** Begin **

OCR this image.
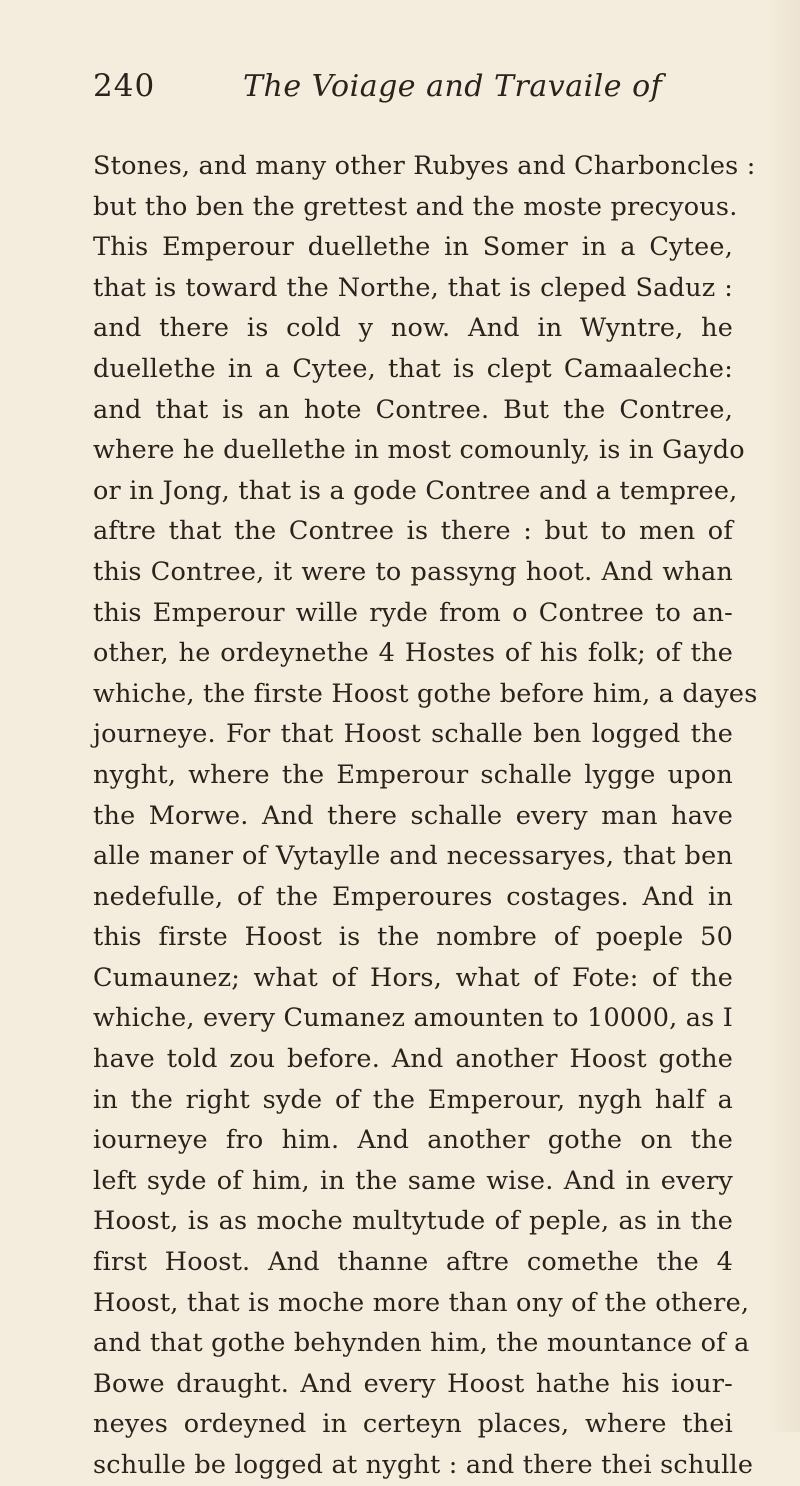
240	The Voiage and Travaile of
Stones, and many other Rubyes and Charboncles :
but tho ben the grettest and the moste precyous.
This Emperour duellethe in Somer in a Cytee,
that is toward the Northe, that is cleped Saduz :
and there is cold y now. And in Wyntre, he
duellethe in a Cytee, that is clept Camaaleche:
and that is an hote Contree. But the Contree,
where he duellethe in most comounly, is in Gaydo
or in Jong, that is a gode Contree and a tempree,
aftre that the Contree is there : but to men of
this Contree, it were to passyng hoot. And whan
this Emperour wille ryde from o Contree to an-
other, he ordeynethe 4 Hostes of his folk; of the
whiche, the firste Hoost gothe before him, a dayes
journeye. For that Hoost schalle ben logged the
nyght, where the Emperour schalle lygge upon
the Morwe. And there schalle every man have
alle maner of Vytaylle and necessaryes, that ben
nedefulle, of the Emperoures costages. And in
this firste Hoost is the nombre of poeple 50
Cumaunez; what of Hors, what of Fote: of the
whiche, every Cumanez amounten to 10000, as I
have told zou before. And another Hoost gothe
in the right syde of the Emperour, nygh half a
iourneye fro him. And another gothe on the
left syde of him, in the same wise. And in every
Hoost, is as moche multytude of peple, as in the
first Hoost. And thanne aftre comethe the 4
Hoost, that is moche more than ony of the othere,
and that gothe behynden him, the mountance of a
Bowe draught. And every Hoost hathe his iour-
neyes ordeyned in certeyn places, where thei
schulle be logged at nyght : and there thei schulle
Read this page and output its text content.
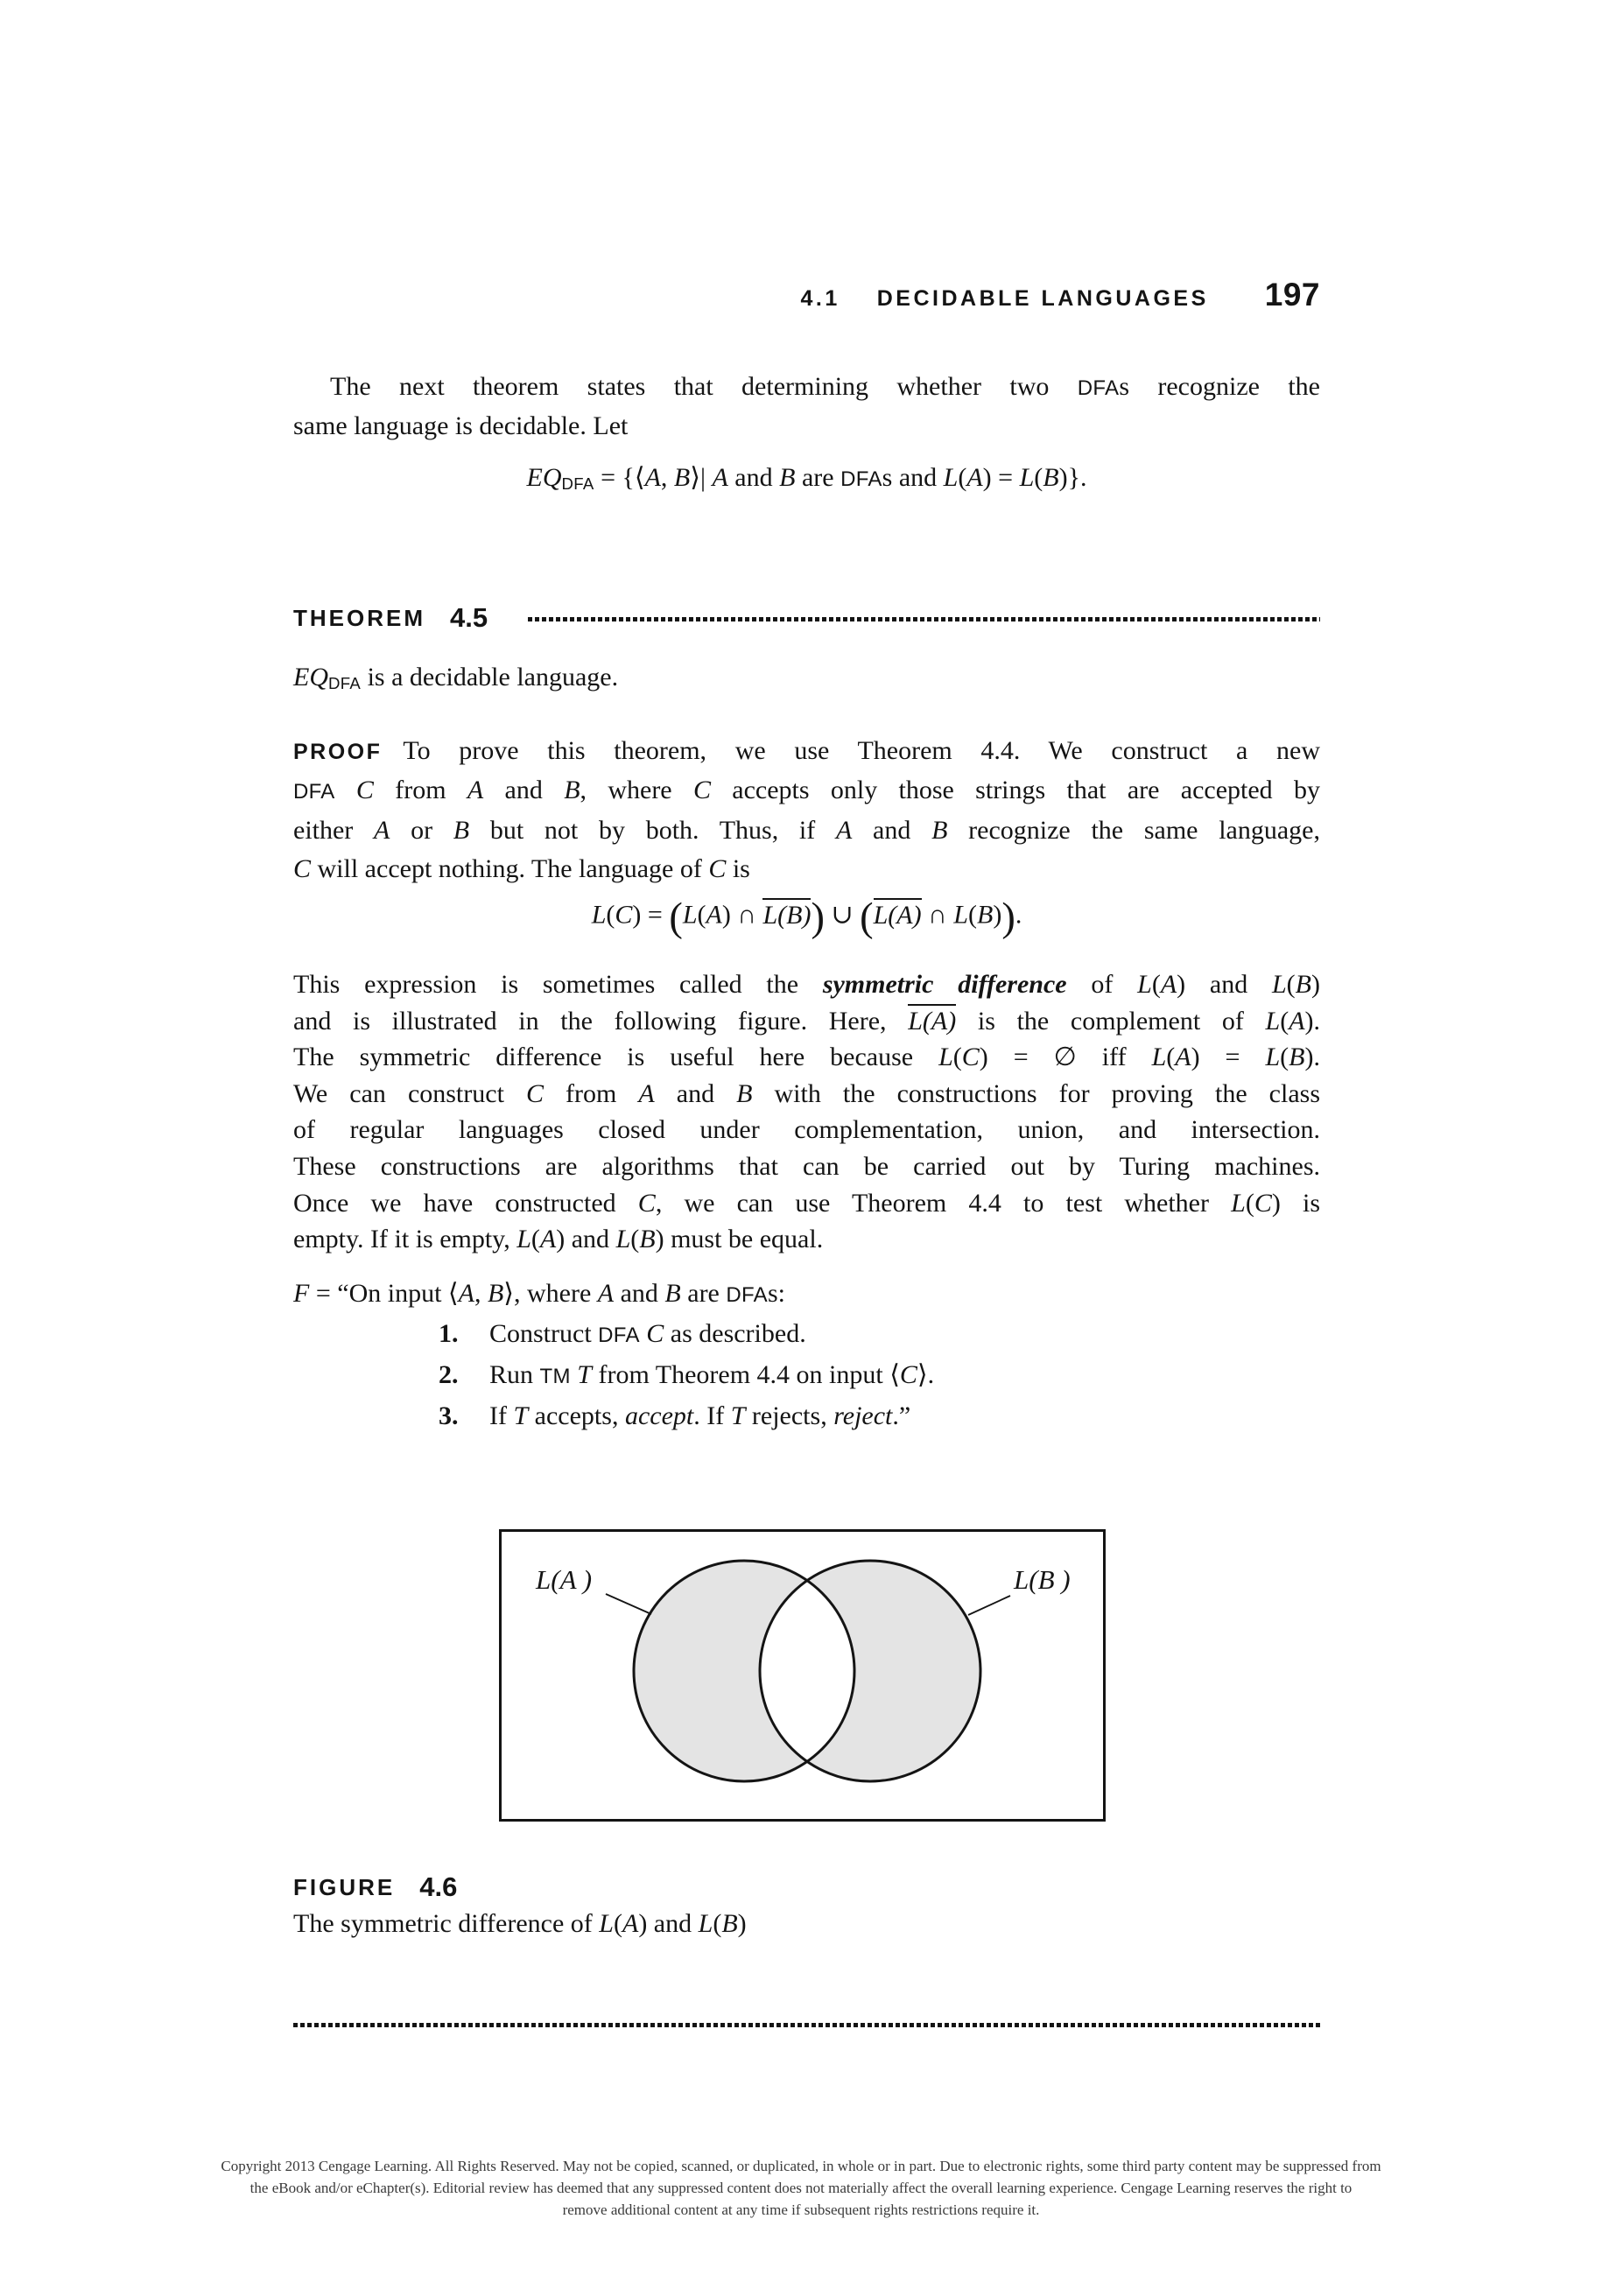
4.1 DECIDABLE LANGUAGES 197
The next theorem states that determining whether two DFAs recognize the
same language is decidable. Let
$EQ_{DFA}$ = {⟨A, B⟩| A and B are DFAs and L(A) = L(B)}.
THEOREM 4.5
$EQ_{DFA}$ is a decidable language.
PROOF To prove this theorem, we use Theorem 4.4. We construct a new
DFA C from A and B, where C accepts only those strings that are accepted by
either A or B but not by both. Thus, if A and B recognize the same language,
C will accept nothing. The language of C is
L(C) = (L(A) ∩ L(B)) ∪ (L(A) ∩ L(B)).
This expression is sometimes called the symmetric difference of L(A) and L(B)
and is illustrated in the following figure. Here, L(A) is the complement of L(A).
The symmetric difference is useful here because L(C) = ∅ iff L(A) = L(B).
We can construct C from A and B with the constructions for proving the class
of regular languages closed under complementation, union, and intersection.
These constructions are algorithms that can be carried out by Turing machines.
Once we have constructed C, we can use Theorem 4.4 to test whether L(C) is
empty. If it is empty, L(A) and L(B) must be equal.
F = “On input ⟨A, B⟩, where A and B are DFAs:
1.	Construct DFA C as described.
2.	Run TM T from Theorem 4.4 on input ⟨C⟩.
3.	If T accepts, accept. If T rejects, reject.”
L(A )	L(B )
FIGURE 4.6
The symmetric difference of L(A) and L(B)
Copyright 2013 Cengage Learning. All Rights Reserved. May not be copied, scanned, or duplicated, in whole or in part. Due to electronic rights, some third party content may be suppressed from
the eBook and/or eChapter(s). Editorial review has deemed that any suppressed content does not materially affect the overall learning experience. Cengage Learning reserves the right to
remove additional content at any time if subsequent rights restrictions require it.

** End **

Sift through the entries and copy every line with "another".

have told zou before. And another Hoost gothe
iourneye fro him. And another gothe on the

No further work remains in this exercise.